Given request:
Return the data exactly, with all pictures removed.

Saved entries:
◆ ◆ ◆ ◆ ◆

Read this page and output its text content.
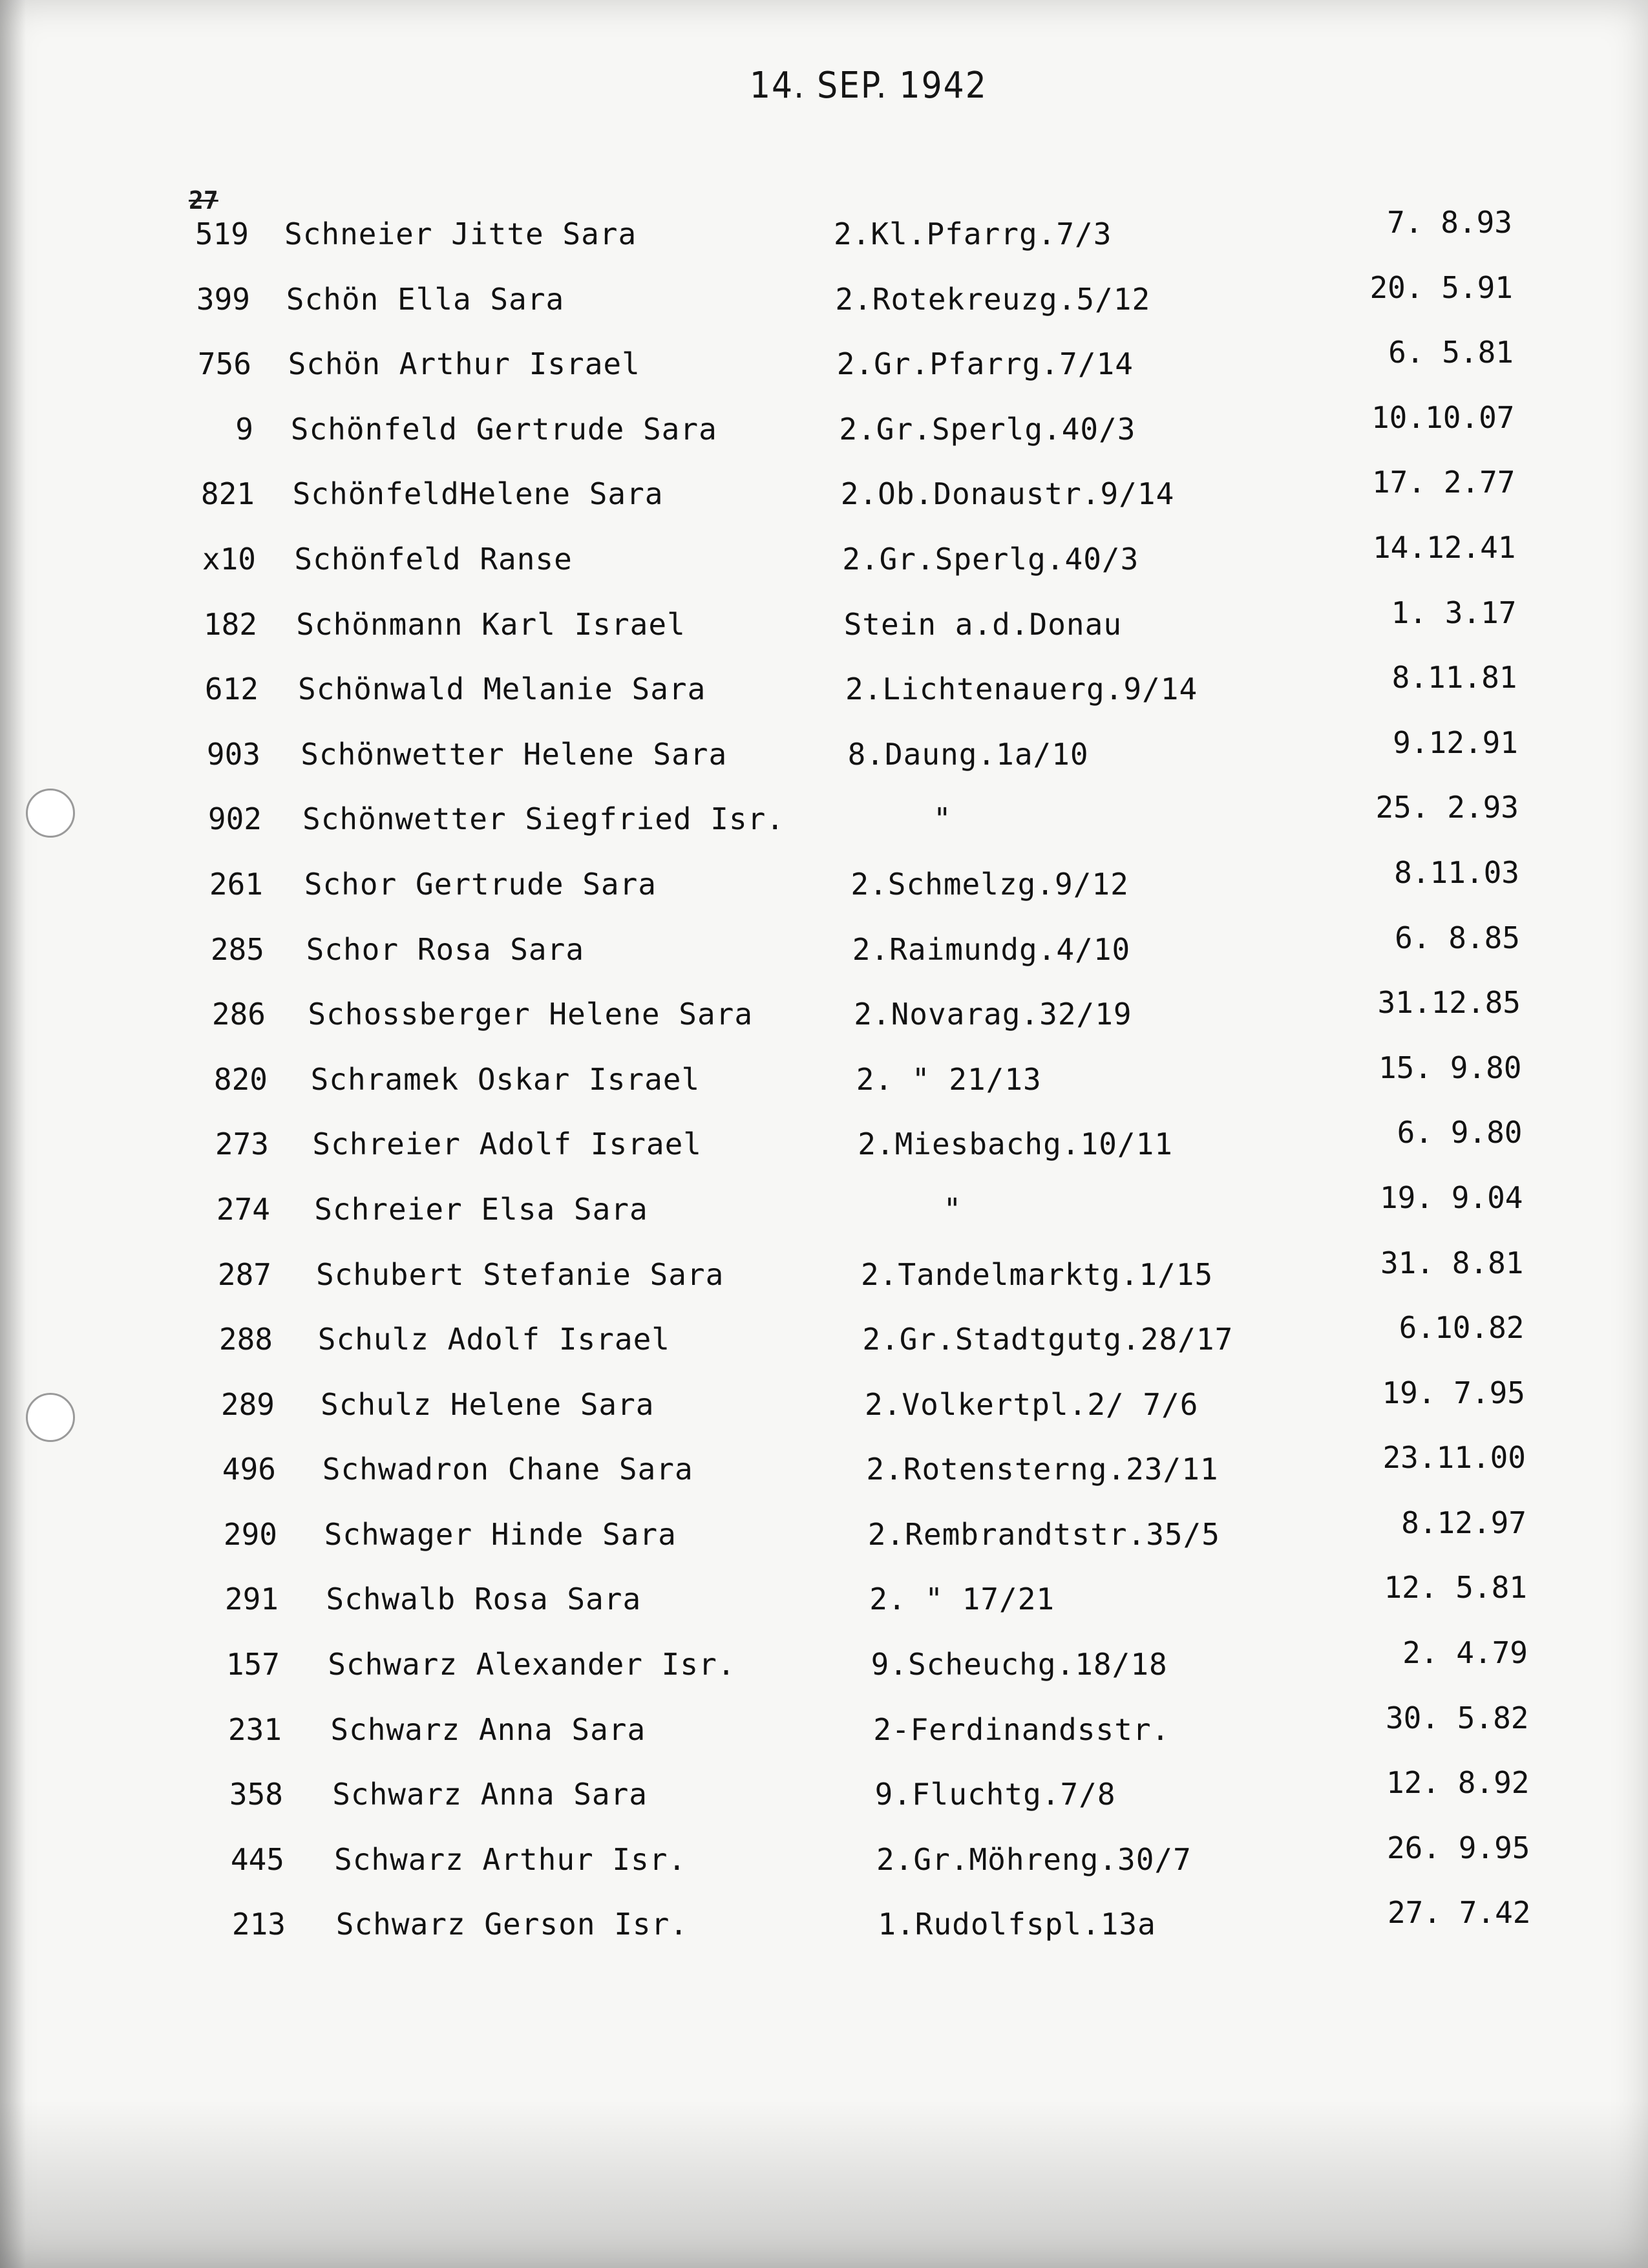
14. SEP. 1942
27
519 Schneier Jitte Sara	2.Kl.Pfarrg.7/3	7. 8.93
399 Schön Ella Sara	2.Rotekreuzg.5/12	20. 5.91
756 Schön Arthur Israel	2.Gr.Pfarrg.7/14	6. 5.81
9 Schönfeld Gertrude Sara	2.Gr.Sperlg.40/3	10.10.07
821 SchönfeldHelene Sara	2.Ob.Donaustr.9/14	17. 2.77
x10 Schönfeld Ranse	2.Gr.Sperlg.40/3	14.12.41
182 Schönmann Karl Israel	Stein a.d.Donau	1. 3.17
612 Schönwald Melanie Sara	2.Lichtenauerg.9/14	8.11.81
903 Schönwetter Helene Sara	8.Daung.1a/10	9.12.91
902 Schönwetter Siegfried Isr.	"	25. 2.93
261 Schor Gertrude Sara	2.Schmelzg.9/12	8.11.03
285 Schor Rosa Sara	2.Raimundg.4/10	6. 8.85
286 Schossberger Helene Sara	2.Novarag.32/19	31.12.85
820 Schramek Oskar Israel	2. " 21/13	15. 9.80
273 Schreier Adolf Israel	2.Miesbachg.10/11	6. 9.80
274 Schreier Elsa Sara	"	19. 9.04
287 Schubert Stefanie Sara	2.Tandelmarktg.1/15	31. 8.81
288 Schulz Adolf Israel	2.Gr.Stadtgutg.28/17	6.10.82
289 Schulz Helene Sara	2.Volkertpl.2/ 7/6	19. 7.95
496 Schwadron Chane Sara	2.Rotensterng.23/11	23.11.00
290 Schwager Hinde Sara	2.Rembrandtstr.35/5	8.12.97
291 Schwalb Rosa Sara	2. " 17/21	12. 5.81
157 Schwarz Alexander Isr.	9.Scheuchg.18/18	2. 4.79
231 Schwarz Anna Sara	2-Ferdinandsstr.	30. 5.82
358 Schwarz Anna Sara	9.Fluchtg.7/8	12. 8.92
445 Schwarz Arthur Isr.	2.Gr.Möhreng.30/7	26. 9.95
213 Schwarz Gerson Isr.	1.Rudolfspl.13a	27. 7.42
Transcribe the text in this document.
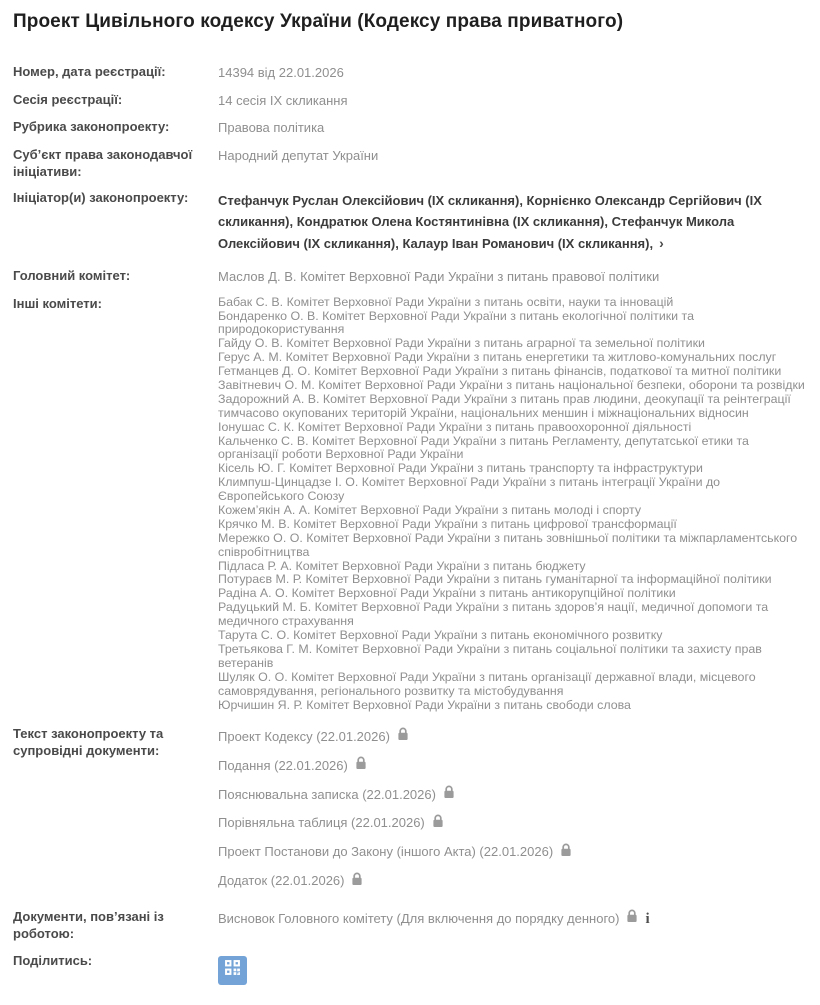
Проект Цивільного кодексу України (Кодексу права приватного)
Номер, дата реєстрації:	14394 від 22.01.2026
Сесія реєстрації:	14 сесія IX скликання
Рубрика законопроекту:	Правова політика
Суб’єкт права законодавчої ініціативи:
Народний депутат України
Ініціатор(и) законопроекту:	Стефанчук Руслан Олексійович (IX скликання), Корнієнко Олександр Сергійович (IX скликання), Кондратюк Олена Костянтинівна (IX скликання), Стефанчук Микола Олексійович (IX скликання), Калаур Іван Романович (IX скликання), ›
Головний комітет:	Маслов Д. В. Комітет Верховної Ради України з питань правової політики
Інші комітети:	Бабак С. В. Комітет Верховної Ради України з питань освіти, науки та інновацій
Бондаренко О. В. Комітет Верховної Ради України з питань екологічної політики та природокористування
Гайду О. В. Комітет Верховної Ради України з питань аграрної та земельної політики
Герус А. М. Комітет Верховної Ради України з питань енергетики та житлово-комунальних послуг
Гетманцев Д. О. Комітет Верховної Ради України з питань фінансів, податкової та митної політики
Завітневич О. М. Комітет Верховної Ради України з питань національної безпеки, оборони та розвідки
Задорожний А. В. Комітет Верховної Ради України з питань прав людини, деокупації та реінтеграції тимчасово окупованих територій України, національних меншин і міжнаціональних відносин
Іонушас С. К. Комітет Верховної Ради України з питань правоохоронної діяльності
Кальченко С. В. Комітет Верховної Ради України з питань Регламенту, депутатської етики та організації роботи Верховної Ради України
Кісель Ю. Г. Комітет Верховної Ради України з питань транспорту та інфраструктури
Климпуш-Цинцадзе І. О. Комітет Верховної Ради України з питань інтеграції України до Європейського Союзу
Кожем’якін А. А. Комітет Верховної Ради України з питань молоді і спорту
Крячко М. В. Комітет Верховної Ради України з питань цифрової трансформації
Мережко О. О. Комітет Верховної Ради України з питань зовнішньої політики та міжпарламентського співробітництва
Підласа Р. А. Комітет Верховної Ради України з питань бюджету
Потураєв М. Р. Комітет Верховної Ради України з питань гуманітарної та інформаційної політики
Радіна А. О. Комітет Верховної Ради України з питань антикорупційної політики
Радуцький М. Б. Комітет Верховної Ради України з питань здоров’я нації, медичної допомоги та медичного страхування
Тарута С. О. Комітет Верховної Ради України з питань економічного розвитку
Третьякова Г. М. Комітет Верховної Ради України з питань соціальної політики та захисту прав ветеранів
Шуляк О. О. Комітет Верховної Ради України з питань організації державної влади, місцевого самоврядування, регіонального розвитку та містобудування
Юрчишин Я. Р. Комітет Верховної Ради України з питань свободи слова
Текст законопроекту та супровідні документи:
Проект Кодексу (22.01.2026)
Подання (22.01.2026)
Пояснювальна записка (22.01.2026)
Порівняльна таблиця (22.01.2026)
Проект Постанови до Закону (іншого Акта) (22.01.2026)
Додаток (22.01.2026)
Документи, пов’язані із роботою:
Висновок Головного комітету (Для включення до порядку денного) i
Поділитись:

◆ ◆ ◆ ◆ ◆

The output:
Read this page and output its text content.
14. SEP. 1942
27
519 Schneier Jitte Sara	2.Kl.Pfarrg.7/3	7. 8.93
399 Schön Ella Sara	2.Rotekreuzg.5/12	20. 5.91
756 Schön Arthur Israel	2.Gr.Pfarrg.7/14	6. 5.81
9 Schönfeld Gertrude Sara	2.Gr.Sperlg.40/3	10.10.07
821 SchönfeldHelene Sara	2.Ob.Donaustr.9/14	17. 2.77
x10 Schönfeld Ranse	2.Gr.Sperlg.40/3	14.12.41
182 Schönmann Karl Israel	Stein a.d.Donau	1. 3.17
612 Schönwald Melanie Sara	2.Lichtenauerg.9/14	8.11.81
903 Schönwetter Helene Sara	8.Daung.1a/10	9.12.91
902 Schönwetter Siegfried Isr.	"	25. 2.93
261 Schor Gertrude Sara	2.Schmelzg.9/12	8.11.03
285 Schor Rosa Sara	2.Raimundg.4/10	6. 8.85
286 Schossberger Helene Sara	2.Novarag.32/19	31.12.85
820 Schramek Oskar Israel	2. " 21/13	15. 9.80
273 Schreier Adolf Israel	2.Miesbachg.10/11	6. 9.80
274 Schreier Elsa Sara	"	19. 9.04
287 Schubert Stefanie Sara	2.Tandelmarktg.1/15	31. 8.81
288 Schulz Adolf Israel	2.Gr.Stadtgutg.28/17	6.10.82
289 Schulz Helene Sara	2.Volkertpl.2/ 7/6	19. 7.95
496 Schwadron Chane Sara	2.Rotensterng.23/11	23.11.00
290 Schwager Hinde Sara	2.Rembrandtstr.35/5	8.12.97
291 Schwalb Rosa Sara	2. " 17/21	12. 5.81
157 Schwarz Alexander Isr.	9.Scheuchg.18/18	2. 4.79
231 Schwarz Anna Sara	2-Ferdinandsstr.	30. 5.82
358 Schwarz Anna Sara	9.Fluchtg.7/8	12. 8.92
445 Schwarz Arthur Isr.	2.Gr.Möhreng.30/7	26. 9.95
213 Schwarz Gerson Isr.	1.Rudolfspl.13a	27. 7.42
Transcribe the text in this document.
Проект Цивільного кодексу України (Кодексу права приватного)
Номер, дата реєстрації:	14394 від 22.01.2026
Сесія реєстрації:	14 сесія IX скликання
Рубрика законопроекту:	Правова політика
Суб’єкт права законодавчої ініціативи:
Народний депутат України
Ініціатор(и) законопроекту:	Стефанчук Руслан Олексійович (IX скликання), Корнієнко Олександр Сергійович (IX скликання), Кондратюк Олена Костянтинівна (IX скликання), Стефанчук Микола Олексійович (IX скликання), Калаур Іван Романович (IX скликання), ›
Головний комітет:	Маслов Д. В. Комітет Верховної Ради України з питань правової політики
Інші комітети:	Бабак С. В. Комітет Верховної Ради України з питань освіти, науки та інновацій
Бондаренко О. В. Комітет Верховної Ради України з питань екологічної політики та природокористування
Гайду О. В. Комітет Верховної Ради України з питань аграрної та земельної політики
Герус А. М. Комітет Верховної Ради України з питань енергетики та житлово-комунальних послуг
Гетманцев Д. О. Комітет Верховної Ради України з питань фінансів, податкової та митної політики
Завітневич О. М. Комітет Верховної Ради України з питань національної безпеки, оборони та розвідки
Задорожний А. В. Комітет Верховної Ради України з питань прав людини, деокупації та реінтеграції тимчасово окупованих територій України, національних меншин і міжнаціональних відносин
Іонушас С. К. Комітет Верховної Ради України з питань правоохоронної діяльності
Кальченко С. В. Комітет Верховної Ради України з питань Регламенту, депутатської етики та організації роботи Верховної Ради України
Кісель Ю. Г. Комітет Верховної Ради України з питань транспорту та інфраструктури
Климпуш-Цинцадзе І. О. Комітет Верховної Ради України з питань інтеграції України до Європейського Союзу
Кожем’якін А. А. Комітет Верховної Ради України з питань молоді і спорту
Крячко М. В. Комітет Верховної Ради України з питань цифрової трансформації
Мережко О. О. Комітет Верховної Ради України з питань зовнішньої політики та міжпарламентського співробітництва
Підласа Р. А. Комітет Верховної Ради України з питань бюджету
Потураєв М. Р. Комітет Верховної Ради України з питань гуманітарної та інформаційної політики
Радіна А. О. Комітет Верховної Ради України з питань антикорупційної політики
Радуцький М. Б. Комітет Верховної Ради України з питань здоров’я нації, медичної допомоги та медичного страхування
Тарута С. О. Комітет Верховної Ради України з питань економічного розвитку
Третьякова Г. М. Комітет Верховної Ради України з питань соціальної політики та захисту прав ветеранів
Шуляк О. О. Комітет Верховної Ради України з питань організації державної влади, місцевого самоврядування, регіонального розвитку та містобудування
Юрчишин Я. Р. Комітет Верховної Ради України з питань свободи слова
Текст законопроекту та супровідні документи:
Проект Кодексу (22.01.2026)
Подання (22.01.2026)
Пояснювальна записка (22.01.2026)
Порівняльна таблиця (22.01.2026)
Проект Постанови до Закону (іншого Акта) (22.01.2026)
Додаток (22.01.2026)
Документи, пов’язані із роботою:
Висновок Головного комітету (Для включення до порядку денного) i
Поділитись:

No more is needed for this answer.